_Do this_
Find all the lines with "kommun" and gather them.

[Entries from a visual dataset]

====

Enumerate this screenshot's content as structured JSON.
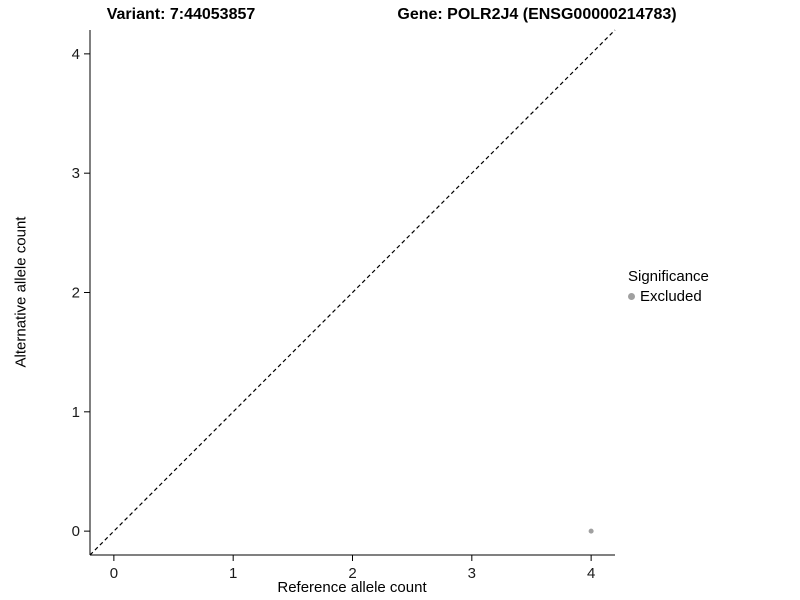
{
  "chart_data": {
    "type": "scatter",
    "title_left": "Variant: 7:44053857",
    "title_right": "Gene: POLR2J4 (ENSG00000214783)",
    "xlabel": "Reference allele count",
    "ylabel": "Alternative allele count",
    "xlim": [
      -0.2,
      4.2
    ],
    "ylim": [
      -0.2,
      4.2
    ],
    "xticks": [
      0,
      1,
      2,
      3,
      4
    ],
    "yticks": [
      0,
      1,
      2,
      3,
      4
    ],
    "grid": false,
    "axis_color": "#000000",
    "identity_line": {
      "style": "dashed",
      "color": "#000000",
      "from": [
        -0.2,
        -0.2
      ],
      "to": [
        4.2,
        4.2
      ]
    },
    "series": [
      {
        "name": "Excluded",
        "color": "#a0a0a0",
        "point_radius": 2.5,
        "points": [
          {
            "x": 4,
            "y": 0
          }
        ]
      }
    ],
    "legend": {
      "title": "Significance",
      "position": "right",
      "entries": [
        {
          "label": "Excluded",
          "color": "#a0a0a0"
        }
      ]
    }
  }
}
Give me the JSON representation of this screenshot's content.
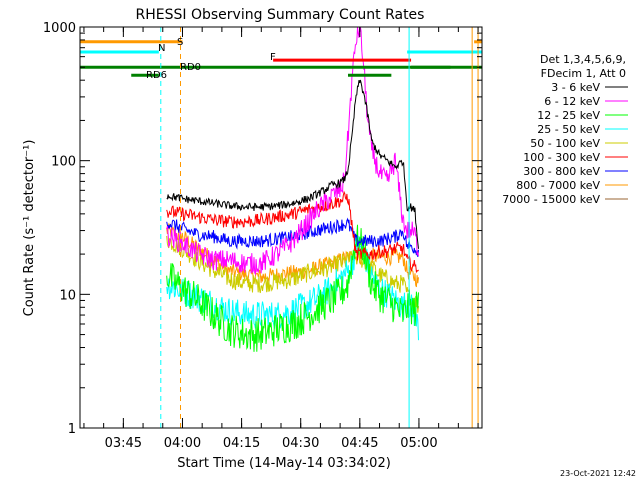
{
  "chart_data": {
    "type": "line",
    "title": "RHESSI Observing Summary Count Rates",
    "xlabel": "Start Time (14-May-14 03:34:02)",
    "ylabel": "Count Rate (s⁻¹ detector⁻¹)",
    "yscale": "log",
    "ylim": [
      1,
      1000
    ],
    "xlim_min": [
      0,
      102
    ],
    "x_unit": "minutes after 03:34:02",
    "yticks": [
      {
        "value": 1,
        "label": "1"
      },
      {
        "value": 10,
        "label": "10"
      },
      {
        "value": 100,
        "label": "100"
      },
      {
        "value": 1000,
        "label": "1000"
      }
    ],
    "xticks": [
      {
        "value": 11,
        "label": "03:45"
      },
      {
        "value": 26,
        "label": "04:00"
      },
      {
        "value": 41,
        "label": "04:15"
      },
      {
        "value": 56,
        "label": "04:30"
      },
      {
        "value": 71,
        "label": "04:45"
      },
      {
        "value": 86,
        "label": "05:00"
      }
    ],
    "legend": {
      "placement": "right",
      "header": [
        "Det 1,3,4,5,6,9,",
        "FDecim 1, Att 0"
      ],
      "entries": [
        {
          "label": "3 - 6 keV",
          "color": "#000000"
        },
        {
          "label": "6 - 12 keV",
          "color": "#ff00ff"
        },
        {
          "label": "12 - 25 keV",
          "color": "#00ff00"
        },
        {
          "label": "25 - 50 keV",
          "color": "#00ffff"
        },
        {
          "label": "50 - 100 keV",
          "color": "#cccc00"
        },
        {
          "label": "100 - 300 keV",
          "color": "#ff0000"
        },
        {
          "label": "300 - 800 keV",
          "color": "#0000ff"
        },
        {
          "label": "800 - 7000 keV",
          "color": "#ff9900"
        },
        {
          "label": "7000 - 15000 keV",
          "color": "#996633"
        }
      ]
    },
    "series": [
      {
        "name": "3 - 6 keV",
        "color": "#000000",
        "x": [
          22,
          26,
          30,
          34,
          38,
          42,
          46,
          50,
          54,
          58,
          62,
          64,
          66,
          67,
          68,
          69,
          70,
          71,
          72,
          73,
          74,
          76,
          78,
          80,
          82,
          83,
          84,
          85,
          86
        ],
        "y": [
          55,
          52,
          50,
          48,
          46,
          45,
          45,
          46,
          48,
          52,
          60,
          66,
          68,
          72,
          85,
          150,
          300,
          400,
          320,
          220,
          140,
          110,
          100,
          90,
          100,
          45,
          45,
          42,
          20
        ]
      },
      {
        "name": "6 - 12 keV",
        "color": "#ff00ff",
        "x": [
          22,
          26,
          30,
          34,
          38,
          42,
          46,
          50,
          54,
          58,
          60,
          62,
          64,
          66,
          67,
          68,
          69,
          70,
          71,
          72,
          73,
          74,
          76,
          78,
          80,
          82,
          83,
          84,
          85,
          86
        ],
        "y": [
          28,
          24,
          20,
          18,
          18,
          17,
          17,
          20,
          25,
          35,
          42,
          48,
          55,
          60,
          70,
          150,
          400,
          800,
          1000,
          500,
          200,
          120,
          80,
          70,
          100,
          35,
          30,
          30,
          28,
          20
        ]
      },
      {
        "name": "12 - 25 keV",
        "color": "#00ff00",
        "x": [
          22,
          26,
          30,
          34,
          38,
          42,
          46,
          50,
          54,
          58,
          62,
          66,
          68,
          69,
          70,
          71,
          72,
          73,
          74,
          76,
          78,
          80,
          82,
          83,
          84,
          85,
          86
        ],
        "y": [
          14,
          11,
          9,
          7,
          5.5,
          5,
          5,
          5.5,
          6,
          7,
          8.5,
          10,
          12,
          18,
          26,
          24,
          22,
          16,
          12,
          10,
          9,
          8,
          7,
          8,
          8,
          7.5,
          9
        ]
      },
      {
        "name": "25 - 50 keV",
        "color": "#00ffff",
        "x": [
          22,
          26,
          30,
          34,
          38,
          42,
          46,
          50,
          54,
          58,
          62,
          66,
          68,
          69,
          70,
          71,
          72,
          73,
          74,
          76,
          78,
          80,
          82,
          83,
          84,
          85,
          86
        ],
        "y": [
          12,
          10.5,
          9.5,
          8.5,
          7.5,
          7,
          7,
          7,
          7.5,
          8.5,
          10,
          13,
          15,
          17,
          22,
          23,
          20,
          17,
          14,
          11,
          10,
          9,
          8,
          9,
          8,
          7,
          5.5
        ]
      },
      {
        "name": "50 - 100 keV",
        "color": "#cccc00",
        "x": [
          22,
          26,
          30,
          34,
          38,
          42,
          46,
          50,
          54,
          58,
          62,
          66,
          68,
          70,
          71,
          72,
          73,
          74,
          76,
          78,
          80,
          82,
          83,
          84,
          85,
          86
        ],
        "y": [
          26,
          22,
          18,
          15,
          13,
          12,
          12,
          12.5,
          13,
          14.5,
          15.5,
          17,
          18,
          19,
          18.5,
          18,
          17,
          16,
          14,
          13,
          12,
          12,
          10,
          9.5,
          9,
          8
        ]
      },
      {
        "name": "100 - 300 keV",
        "color": "#ff0000",
        "x": [
          22,
          26,
          30,
          34,
          38,
          42,
          46,
          50,
          54,
          58,
          62,
          66,
          68,
          70,
          72,
          74,
          76,
          78,
          80,
          82,
          83,
          84,
          85,
          86
        ],
        "y": [
          42,
          40,
          38,
          36,
          35,
          35,
          36,
          38,
          40,
          43,
          46,
          50,
          54,
          20,
          20,
          20,
          21,
          21,
          22,
          22,
          18,
          17,
          16,
          16
        ]
      },
      {
        "name": "300 - 800 keV",
        "color": "#0000ff",
        "x": [
          22,
          26,
          30,
          34,
          38,
          42,
          46,
          50,
          54,
          58,
          62,
          66,
          68,
          70,
          72,
          74,
          76,
          78,
          80,
          82,
          83,
          84,
          85,
          86
        ],
        "y": [
          35,
          31,
          28,
          27,
          25,
          25,
          25,
          26,
          27,
          29,
          31,
          33,
          34,
          25,
          25,
          25,
          25,
          26,
          27,
          30,
          23,
          23,
          22,
          21
        ]
      },
      {
        "name": "800 - 7000 keV",
        "color": "#ff9900",
        "x": [
          22,
          26,
          30,
          34,
          38,
          42,
          46,
          50,
          54,
          58,
          62,
          66,
          68,
          70,
          72,
          74,
          76,
          78,
          80,
          82,
          83,
          84,
          85,
          86
        ],
        "y": [
          30,
          27,
          22,
          18,
          15,
          14,
          13.5,
          14,
          14.5,
          15,
          16.5,
          18,
          19,
          19,
          19,
          19.5,
          19,
          19,
          19,
          19,
          15,
          14,
          13.5,
          12
        ]
      }
    ],
    "annotations": [
      {
        "label": "S",
        "color": "#ff9900"
      },
      {
        "label": "N",
        "color": "#00ffff"
      },
      {
        "label": "RD0",
        "color": "#008000"
      },
      {
        "label": "RD6",
        "color": "#008000"
      },
      {
        "label": "F",
        "color": "#ff0000"
      }
    ],
    "bars": [
      {
        "name": "S",
        "color": "#ff9900",
        "y": 775,
        "spans": [
          [
            0,
            26
          ],
          [
            100,
            102
          ]
        ]
      },
      {
        "name": "N",
        "color": "#00ffff",
        "y": 650,
        "spans": [
          [
            0,
            20
          ],
          [
            83,
            102
          ]
        ]
      },
      {
        "name": "F",
        "color": "#ff0000",
        "y": 565,
        "spans": [
          [
            49,
            84
          ]
        ]
      },
      {
        "name": "RD",
        "color": "#008000",
        "y": 500,
        "spans": [
          [
            0,
            94
          ],
          [
            84,
            102
          ]
        ]
      }
    ],
    "vlines": [
      {
        "x": 0,
        "color": "#00ffff",
        "style": "solid"
      },
      {
        "x": 20.5,
        "color": "#00ffff",
        "style": "dashed"
      },
      {
        "x": 25.5,
        "color": "#ff9900",
        "style": "dashed"
      },
      {
        "x": 83.5,
        "color": "#00ffff",
        "style": "solid"
      },
      {
        "x": 99.5,
        "color": "#ff9900",
        "style": "solid"
      },
      {
        "x": 101,
        "color": "#ff9900",
        "style": "solid"
      }
    ]
  },
  "footer": {
    "timestamp": "23-Oct-2021 12:42"
  }
}
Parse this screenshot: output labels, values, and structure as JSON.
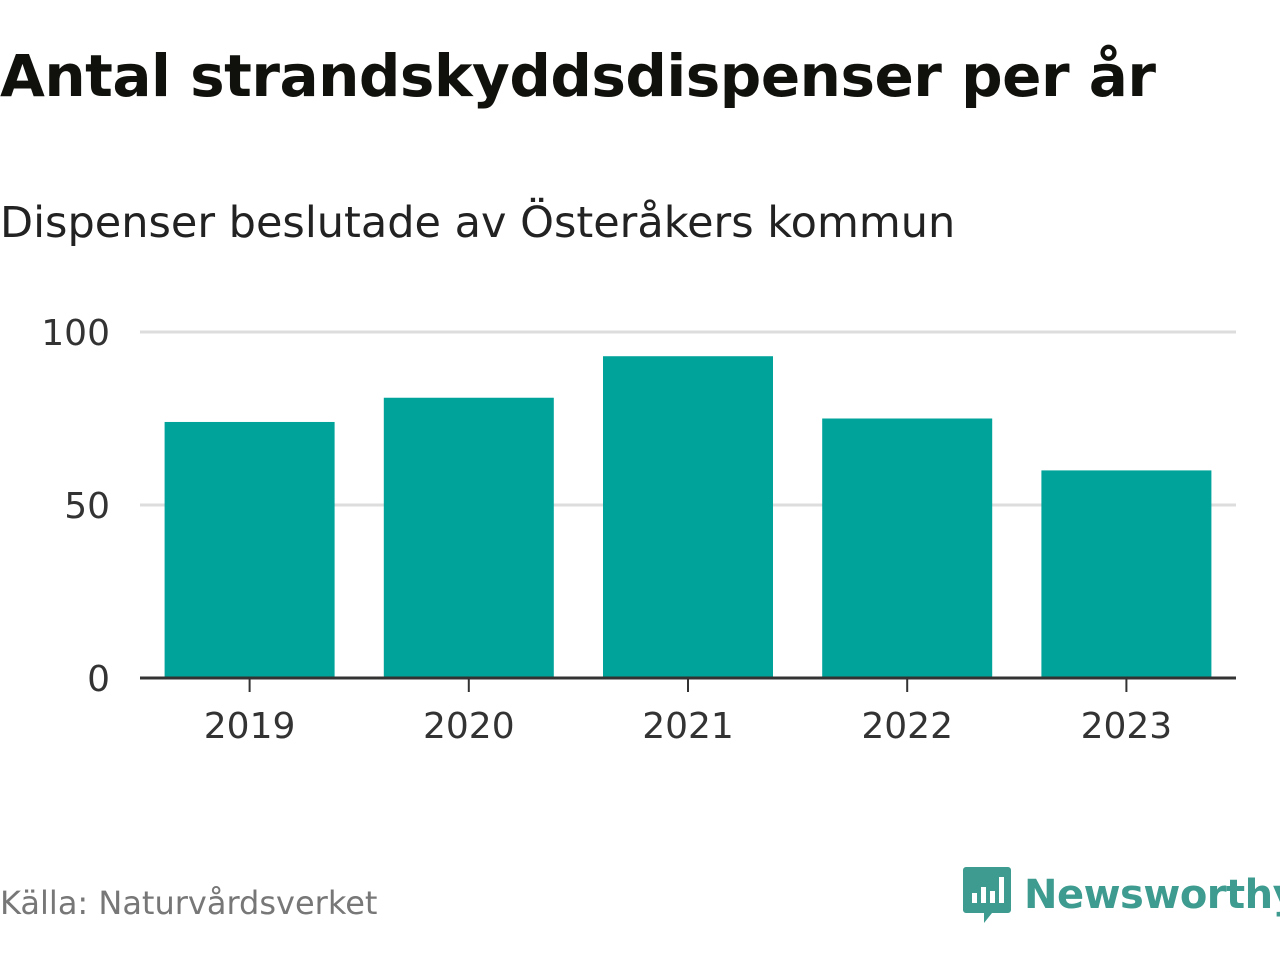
{
  "title": "Antal strandskyddsdispenser per år",
  "subtitle": "Dispenser beslutade av Österåkers kommun",
  "source": "Källa: Naturvårdsverket",
  "brand": "Newsworthy",
  "colors": {
    "bar": "#00a39a",
    "grid": "#dddddd",
    "axis": "#333333",
    "brand": "#3d9b8f"
  },
  "chart_data": {
    "type": "bar",
    "title": "Antal strandskyddsdispenser per år",
    "subtitle": "Dispenser beslutade av Österåkers kommun",
    "xlabel": "",
    "ylabel": "",
    "categories": [
      "2019",
      "2020",
      "2021",
      "2022",
      "2023"
    ],
    "values": [
      74,
      81,
      93,
      75,
      60
    ],
    "ylim": [
      0,
      100
    ],
    "yticks": [
      0,
      50,
      100
    ],
    "grid": true
  }
}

====

_Complete output_
  "subtitle": "Dispenser beslutade av Österåkers kommun",
    "subtitle": "Dispenser beslutade av Österåkers kommun",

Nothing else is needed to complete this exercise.